(Problem to solve):
The entries need to be copied exactly.

=-=-=-=-=

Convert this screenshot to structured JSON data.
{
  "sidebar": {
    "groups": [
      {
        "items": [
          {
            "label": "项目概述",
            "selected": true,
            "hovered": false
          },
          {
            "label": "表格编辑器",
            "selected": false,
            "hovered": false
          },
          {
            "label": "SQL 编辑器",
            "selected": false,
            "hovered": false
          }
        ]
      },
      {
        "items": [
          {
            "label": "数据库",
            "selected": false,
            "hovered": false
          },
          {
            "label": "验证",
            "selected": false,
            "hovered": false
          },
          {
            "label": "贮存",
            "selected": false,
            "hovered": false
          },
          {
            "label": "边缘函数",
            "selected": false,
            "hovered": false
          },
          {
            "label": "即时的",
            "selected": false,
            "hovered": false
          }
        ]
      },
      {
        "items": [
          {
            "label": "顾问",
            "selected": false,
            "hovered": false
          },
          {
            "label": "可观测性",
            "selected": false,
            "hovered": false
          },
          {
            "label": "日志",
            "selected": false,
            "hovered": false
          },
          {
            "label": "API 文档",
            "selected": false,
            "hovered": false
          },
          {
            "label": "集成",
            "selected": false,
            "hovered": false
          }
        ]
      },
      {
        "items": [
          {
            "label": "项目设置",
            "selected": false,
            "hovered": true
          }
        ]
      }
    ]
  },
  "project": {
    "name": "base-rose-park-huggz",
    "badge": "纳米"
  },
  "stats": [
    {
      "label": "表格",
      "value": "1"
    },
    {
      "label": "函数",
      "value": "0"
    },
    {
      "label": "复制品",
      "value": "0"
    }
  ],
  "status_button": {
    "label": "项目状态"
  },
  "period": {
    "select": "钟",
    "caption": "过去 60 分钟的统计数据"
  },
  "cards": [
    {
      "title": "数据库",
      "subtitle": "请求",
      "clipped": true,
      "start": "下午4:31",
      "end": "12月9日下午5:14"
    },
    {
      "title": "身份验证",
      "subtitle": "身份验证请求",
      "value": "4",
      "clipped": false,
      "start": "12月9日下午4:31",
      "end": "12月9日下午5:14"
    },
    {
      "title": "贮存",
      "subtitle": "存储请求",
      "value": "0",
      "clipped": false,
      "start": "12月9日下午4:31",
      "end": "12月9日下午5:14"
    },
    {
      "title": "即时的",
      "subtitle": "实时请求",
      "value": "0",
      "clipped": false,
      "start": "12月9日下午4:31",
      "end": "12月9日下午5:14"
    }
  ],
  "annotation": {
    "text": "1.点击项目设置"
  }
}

=-=-=-=-=

(Result of the task):
Convert this screenshot to structured JSON data.
{
  "sidebar": {
    "groups": [
      {
        "items": [
          {
            "label": "项目概述",
            "selected": true,
            "hovered": false
          },
          {
            "label": "表格编辑器",
            "selected": false,
            "hovered": false
          },
          {
            "label": "SQL 编辑器",
            "selected": false,
            "hovered": false
          }
        ]
      },
      {
        "items": [
          {
            "label": "数据库",
            "selected": false,
            "hovered": false
          },
          {
            "label": "验证",
            "selected": false,
            "hovered": false
          },
          {
            "label": "贮存",
            "selected": false,
            "hovered": false
          },
          {
            "label": "边缘函数",
            "selected": false,
            "hovered": false
          },
          {
            "label": "即时的",
            "selected": false,
            "hovered": false
          }
        ]
      },
      {
        "items": [
          {
            "label": "顾问",
            "selected": false,
            "hovered": false
          },
          {
            "label": "可观测性",
            "selected": false,
            "hovered": false
          },
          {
            "label": "日志",
            "selected": false,
            "hovered": false
          },
          {
            "label": "API 文档",
            "selected": false,
            "hovered": false
          },
          {
            "label": "集成",
            "selected": false,
            "hovered": false
          }
        ]
      },
      {
        "items": [
          {
            "label": "项目设置",
            "selected": false,
            "hovered": true
          }
        ]
      }
    ]
  },
  "project": {
    "name": "base-rose-park-huggz",
    "badge": "纳米"
  },
  "stats": [
    {
      "label": "表格",
      "value": "1"
    },
    {
      "label": "函数",
      "value": "0"
    },
    {
      "label": "复制品",
      "value": "0"
    }
  ],
  "status_button": {
    "label": "项目状态"
  },
  "period": {
    "select": "钟",
    "caption": "过去 60 分钟的统计数据"
  },
  "cards": [
    {
      "title": "数据库",
      "subtitle": "请求",
      "clipped": true,
      "start": "下午4:31",
      "end": "12月9日下午5:14"
    },
    {
      "title": "身份验证",
      "subtitle": "身份验证请求",
      "value": "4",
      "clipped": false,
      "start": "12月9日下午4:31",
      "end": "12月9日下午5:14"
    },
    {
      "title": "贮存",
      "subtitle": "存储请求",
      "value": "0",
      "clipped": false,
      "start": "12月9日下午4:31",
      "end": "12月9日下午5:14"
    },
    {
      "title": "即时的",
      "subtitle": "实时请求",
      "value": "0",
      "clipped": false,
      "start": "12月9日下午4:31",
      "end": "12月9日下午5:14"
    }
  ],
  "annotation": {
    "text": "1.点击项目设置"
  }
}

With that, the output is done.